### [Given problem]
Transcribe the listing verbatim. Do not carry over any pictures.
+---+
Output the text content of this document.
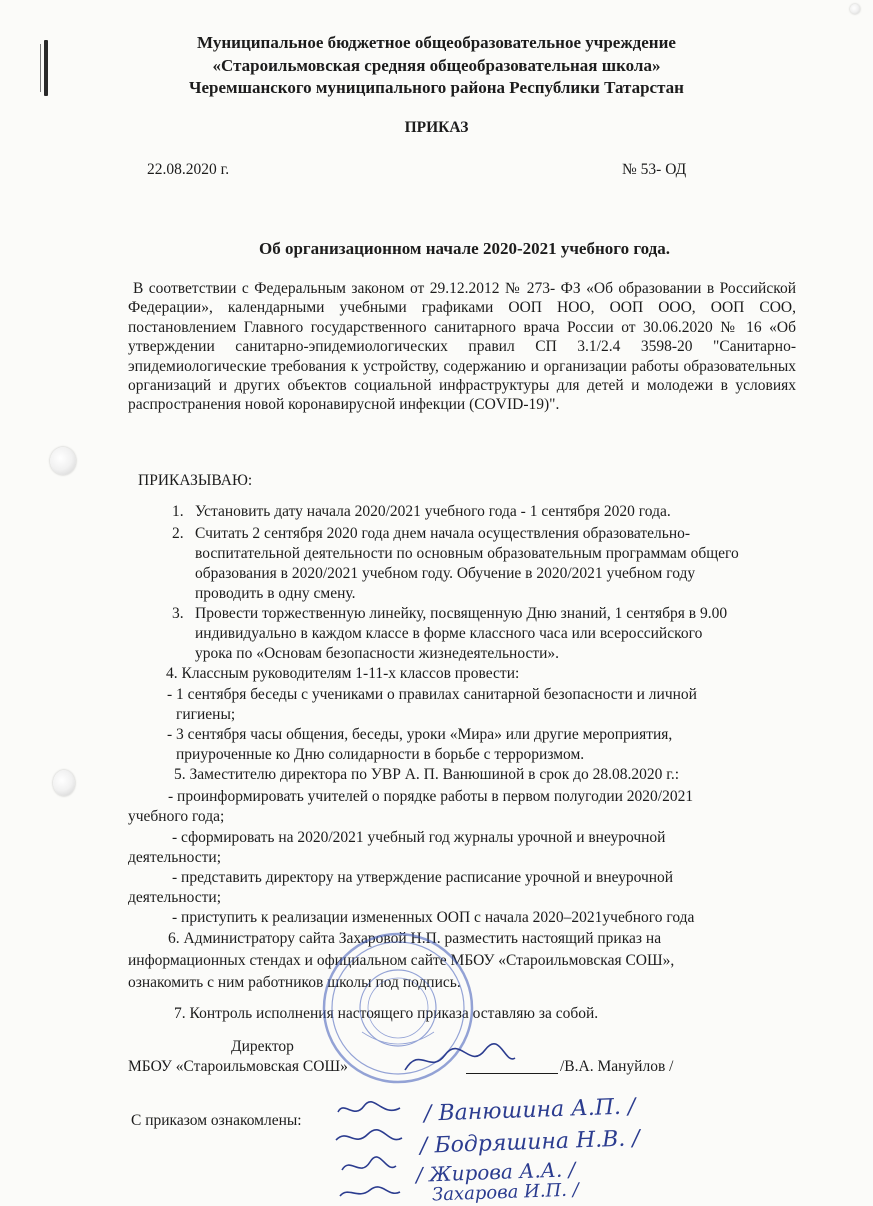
Муниципальное бюджетное общеобразовательное учреждение
«Староильмовская средняя общеобразовательная школа»
Черемшанского муниципального района Республики Татарстан
ПРИКАЗ
22.08.2020 г.	№ 53- ОД
Об организационном начале 2020-2021 учебного года.
В соответствии с Федеральным законом от 29.12.2012 № 273- ФЗ «Об образовании в Российской Федерации», календарными учебными графиками ООП НОО, ООП ООО, ООП СОО, постановлением Главного государственного санитарного врача России от 30.06.2020 № 16 «Об утверждении санитарно-эпидемиологических правил СП 3.1/2.4 3598-20 "Санитарно-эпидемиологические требования к устройству, содержанию и организации работы образовательных организаций и других объектов социальной инфраструктуры для детей и молодежи в условиях распространения новой коронавирусной инфекции (COVID-19)".
ПРИКАЗЫВАЮ:
1. Установить дату начала 2020/2021 учебного года - 1 сентября 2020 года.
2. Считать 2 сентября 2020 года днем начала осуществления образовательно-
воспитательной деятельности по основным образовательным программам общего
образования в 2020/2021 учебном году. Обучение в 2020/2021 учебном году
проводить в одну смену.
3. Провести торжественную линейку, посвященную Дню знаний, 1 сентября в 9.00
индивидуально в каждом классе в форме классного часа или всероссийского
урока по «Основам безопасности жизнедеятельности».
4. Классным руководителям 1-11-х классов провести:
- 1 сентября беседы с учениками о правилах санитарной безопасности и личной
гигиены;
- 3 сентября часы общения, беседы, уроки «Мира» или другие мероприятия,
приуроченные ко Дню солидарности в борьбе с терроризмом.
5. Заместителю директора по УВР А. П. Ванюшиной в срок до 28.08.2020 г.:
- проинформировать учителей о порядке работы в первом полугодии 2020/2021
учебного года;
- сформировать на 2020/2021 учебный год журналы урочной и внеурочной
деятельности;
- представить директору на утверждение расписание урочной и внеурочной
деятельности;
- приступить к реализации измененных ООП с начала 2020–2021учебного года
6. Администратору сайта Захаровой Н.П. разместить настоящий приказ на
информационных стендах и официальном сайте МБОУ «Староильмовская СОШ»,
ознакомить с ним работников школы под подпись.
7. Контроль исполнения настоящего приказа оставляю за собой.
Директор
МБОУ «Староильмовская СОШ»	/В.А. Мануйлов /
С приказом ознакомлены:	/ Ванюшина А.П. /
/ Бодряшина Н.В. /
/ Жирова А.А. /
Захарова И.П. /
+---+
### [Task solution]
Output the text content of this document.
Муниципальное бюджетное общеобразовательное учреждение
«Староильмовская средняя общеобразовательная школа»
Черемшанского муниципального района Республики Татарстан
ПРИКАЗ
22.08.2020 г.	№ 53- ОД
Об организационном начале 2020-2021 учебного года.
В соответствии с Федеральным законом от 29.12.2012 № 273- ФЗ «Об образовании в Российской Федерации», календарными учебными графиками ООП НОО, ООП ООО, ООП СОО, постановлением Главного государственного санитарного врача России от 30.06.2020 № 16 «Об утверждении санитарно-эпидемиологических правил СП 3.1/2.4 3598-20 "Санитарно-эпидемиологические требования к устройству, содержанию и организации работы образовательных организаций и других объектов социальной инфраструктуры для детей и молодежи в условиях распространения новой коронавирусной инфекции (COVID-19)".
ПРИКАЗЫВАЮ:
1. Установить дату начала 2020/2021 учебного года - 1 сентября 2020 года.
2. Считать 2 сентября 2020 года днем начала осуществления образовательно-
воспитательной деятельности по основным образовательным программам общего
образования в 2020/2021 учебном году. Обучение в 2020/2021 учебном году
проводить в одну смену.
3. Провести торжественную линейку, посвященную Дню знаний, 1 сентября в 9.00
индивидуально в каждом классе в форме классного часа или всероссийского
урока по «Основам безопасности жизнедеятельности».
4. Классным руководителям 1-11-х классов провести:
- 1 сентября беседы с учениками о правилах санитарной безопасности и личной
гигиены;
- 3 сентября часы общения, беседы, уроки «Мира» или другие мероприятия,
приуроченные ко Дню солидарности в борьбе с терроризмом.
5. Заместителю директора по УВР А. П. Ванюшиной в срок до 28.08.2020 г.:
- проинформировать учителей о порядке работы в первом полугодии 2020/2021
учебного года;
- сформировать на 2020/2021 учебный год журналы урочной и внеурочной
деятельности;
- представить директору на утверждение расписание урочной и внеурочной
деятельности;
- приступить к реализации измененных ООП с начала 2020–2021учебного года
6. Администратору сайта Захаровой Н.П. разместить настоящий приказ на
информационных стендах и официальном сайте МБОУ «Староильмовская СОШ»,
ознакомить с ним работников школы под подпись.
7. Контроль исполнения настоящего приказа оставляю за собой.
Директор
МБОУ «Староильмовская СОШ»	/В.А. Мануйлов /
С приказом ознакомлены:	/ Ванюшина А.П. /
/ Бодряшина Н.В. /
/ Жирова А.А. /
Захарова И.П. /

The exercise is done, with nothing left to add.